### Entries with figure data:

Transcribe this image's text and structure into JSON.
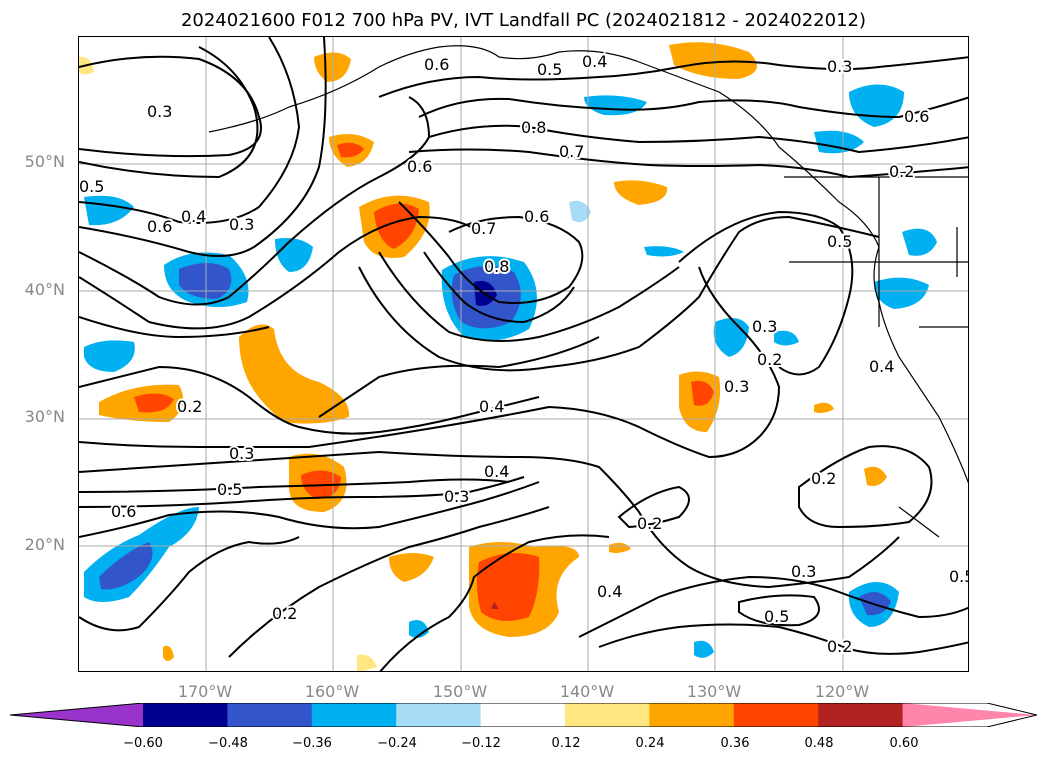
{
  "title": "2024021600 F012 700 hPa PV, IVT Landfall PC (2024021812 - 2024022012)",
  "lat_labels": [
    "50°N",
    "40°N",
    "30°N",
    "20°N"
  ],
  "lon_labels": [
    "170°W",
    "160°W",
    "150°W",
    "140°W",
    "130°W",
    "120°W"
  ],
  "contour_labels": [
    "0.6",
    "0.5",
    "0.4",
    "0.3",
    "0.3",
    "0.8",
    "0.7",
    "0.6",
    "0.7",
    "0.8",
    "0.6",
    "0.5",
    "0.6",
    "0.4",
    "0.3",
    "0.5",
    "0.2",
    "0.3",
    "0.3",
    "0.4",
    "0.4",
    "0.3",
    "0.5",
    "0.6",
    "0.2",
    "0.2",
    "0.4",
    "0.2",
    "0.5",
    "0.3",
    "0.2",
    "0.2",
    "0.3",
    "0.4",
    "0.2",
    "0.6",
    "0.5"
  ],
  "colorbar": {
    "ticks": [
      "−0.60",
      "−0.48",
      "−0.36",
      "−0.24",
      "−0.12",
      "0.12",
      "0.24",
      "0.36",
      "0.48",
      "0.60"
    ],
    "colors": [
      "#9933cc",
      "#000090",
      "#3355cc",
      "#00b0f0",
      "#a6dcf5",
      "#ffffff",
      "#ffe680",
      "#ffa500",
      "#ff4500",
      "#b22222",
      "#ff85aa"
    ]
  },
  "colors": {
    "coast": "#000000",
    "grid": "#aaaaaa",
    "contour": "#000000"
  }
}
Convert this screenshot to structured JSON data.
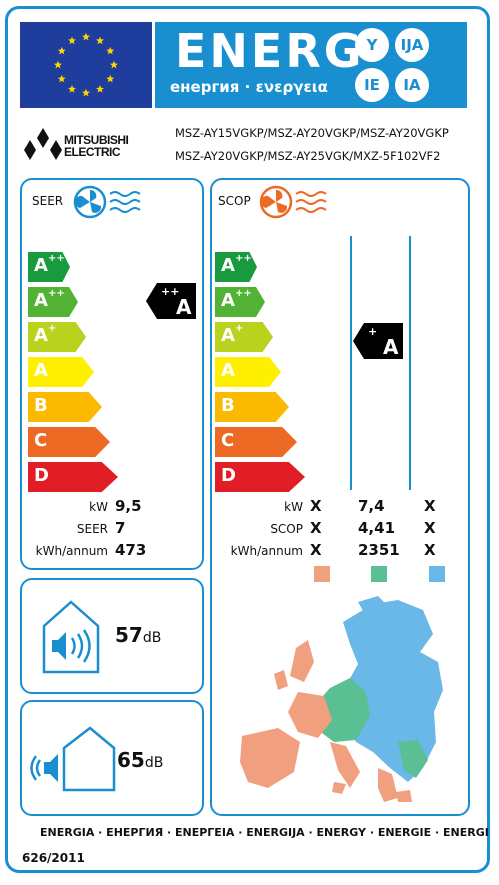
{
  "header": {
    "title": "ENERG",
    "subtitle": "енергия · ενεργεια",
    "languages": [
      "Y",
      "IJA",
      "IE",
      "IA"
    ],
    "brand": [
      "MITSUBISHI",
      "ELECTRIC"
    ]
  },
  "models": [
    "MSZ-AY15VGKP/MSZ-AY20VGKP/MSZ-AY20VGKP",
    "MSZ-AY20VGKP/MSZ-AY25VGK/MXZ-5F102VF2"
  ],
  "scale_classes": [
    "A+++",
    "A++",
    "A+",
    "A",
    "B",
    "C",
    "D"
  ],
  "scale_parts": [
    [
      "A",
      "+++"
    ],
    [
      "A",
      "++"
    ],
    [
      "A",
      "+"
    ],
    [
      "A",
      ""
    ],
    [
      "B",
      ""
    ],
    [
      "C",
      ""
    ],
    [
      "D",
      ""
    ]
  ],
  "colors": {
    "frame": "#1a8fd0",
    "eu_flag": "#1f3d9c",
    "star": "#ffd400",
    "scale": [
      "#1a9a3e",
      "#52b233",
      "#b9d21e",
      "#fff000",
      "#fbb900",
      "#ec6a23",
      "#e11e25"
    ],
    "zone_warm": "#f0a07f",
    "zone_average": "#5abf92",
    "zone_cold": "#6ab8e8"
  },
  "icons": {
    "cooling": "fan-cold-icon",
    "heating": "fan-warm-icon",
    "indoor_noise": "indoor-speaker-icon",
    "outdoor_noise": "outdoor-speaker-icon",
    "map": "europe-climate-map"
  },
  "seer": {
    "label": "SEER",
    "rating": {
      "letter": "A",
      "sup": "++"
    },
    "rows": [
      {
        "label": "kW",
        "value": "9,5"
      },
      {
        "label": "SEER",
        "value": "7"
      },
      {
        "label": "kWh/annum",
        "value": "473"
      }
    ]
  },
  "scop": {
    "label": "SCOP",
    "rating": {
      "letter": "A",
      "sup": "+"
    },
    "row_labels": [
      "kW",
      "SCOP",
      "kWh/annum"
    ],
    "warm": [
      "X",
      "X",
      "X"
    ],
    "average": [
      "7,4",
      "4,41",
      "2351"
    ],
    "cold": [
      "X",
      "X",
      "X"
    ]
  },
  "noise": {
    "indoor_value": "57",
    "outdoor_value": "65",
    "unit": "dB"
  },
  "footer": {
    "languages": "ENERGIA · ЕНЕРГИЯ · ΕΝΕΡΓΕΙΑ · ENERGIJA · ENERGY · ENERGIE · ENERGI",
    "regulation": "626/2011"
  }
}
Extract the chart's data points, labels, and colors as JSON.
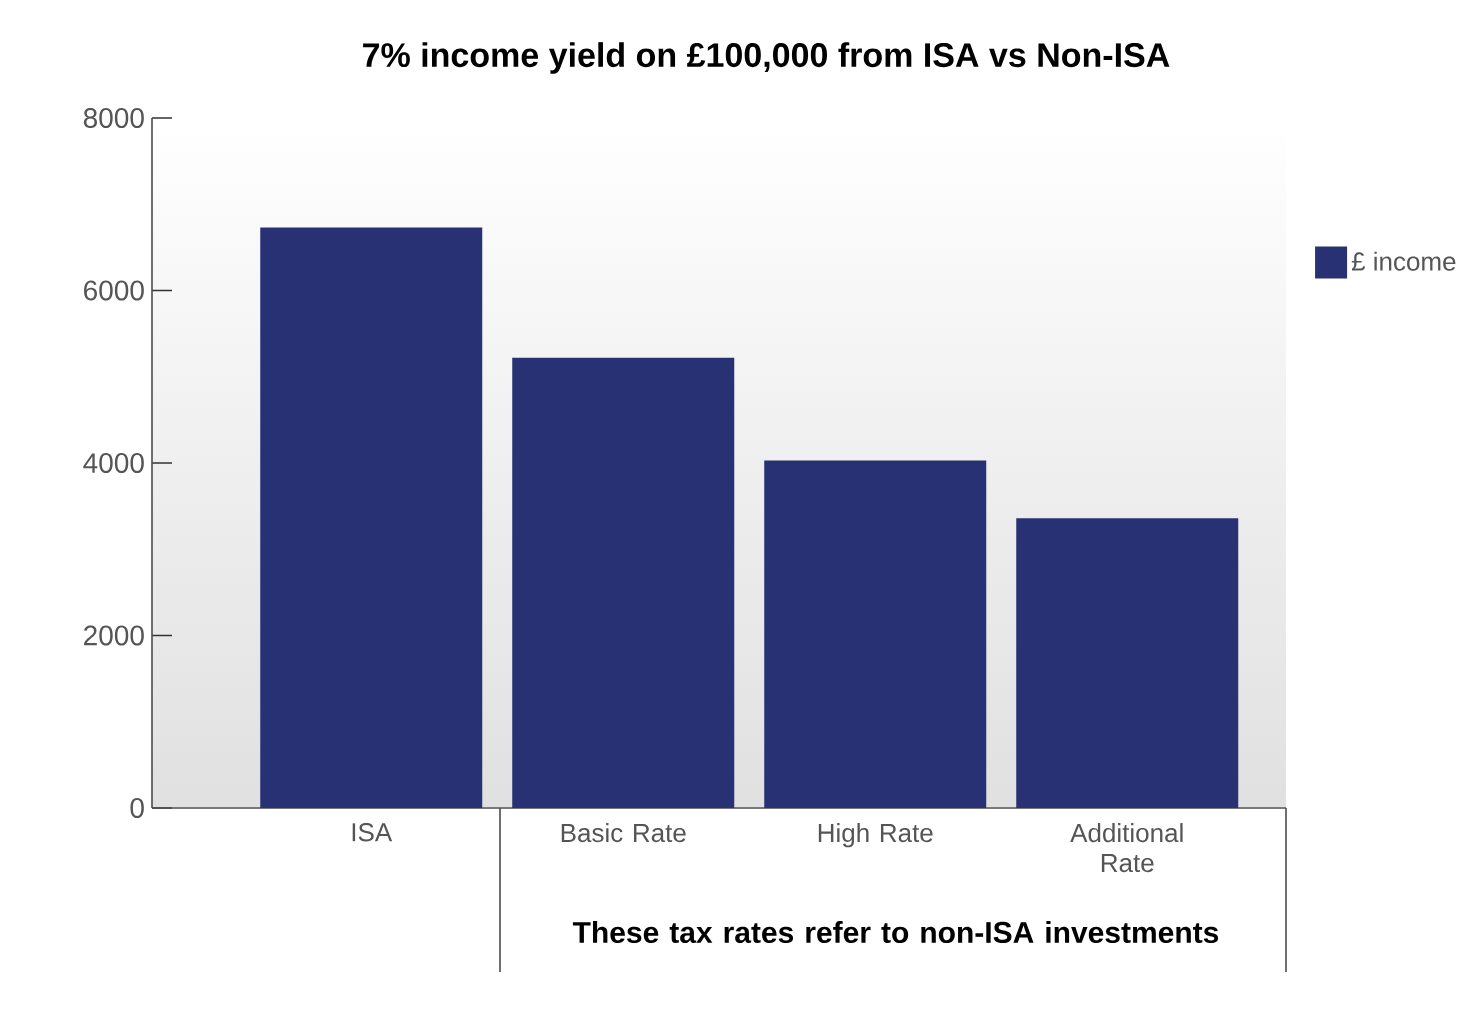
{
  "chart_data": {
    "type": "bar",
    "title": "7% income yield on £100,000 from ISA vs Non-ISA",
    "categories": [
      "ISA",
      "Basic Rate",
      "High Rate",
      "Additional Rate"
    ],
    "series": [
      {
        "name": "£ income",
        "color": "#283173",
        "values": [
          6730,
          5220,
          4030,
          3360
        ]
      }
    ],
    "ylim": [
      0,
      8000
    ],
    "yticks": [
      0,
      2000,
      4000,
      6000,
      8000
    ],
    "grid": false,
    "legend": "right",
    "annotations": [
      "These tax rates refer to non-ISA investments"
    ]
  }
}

### Directions for this task:
Exactly reproduce the lines beginning at the one that contains "Extract the chart's" and ending at the final line of the material, with the pictures left out.

### Complete answer:
Extract the chart's data points, labels, and colors as JSON.
{
  "chart_data": {
    "type": "bar",
    "title": "7% income yield on £100,000 from ISA vs Non-ISA",
    "categories": [
      "ISA",
      "Basic Rate",
      "High Rate",
      "Additional Rate"
    ],
    "series": [
      {
        "name": "£ income",
        "color": "#283173",
        "values": [
          6730,
          5220,
          4030,
          3360
        ]
      }
    ],
    "ylim": [
      0,
      8000
    ],
    "yticks": [
      0,
      2000,
      4000,
      6000,
      8000
    ],
    "grid": false,
    "legend": "right",
    "annotations": [
      "These tax rates refer to non-ISA investments"
    ]
  }
}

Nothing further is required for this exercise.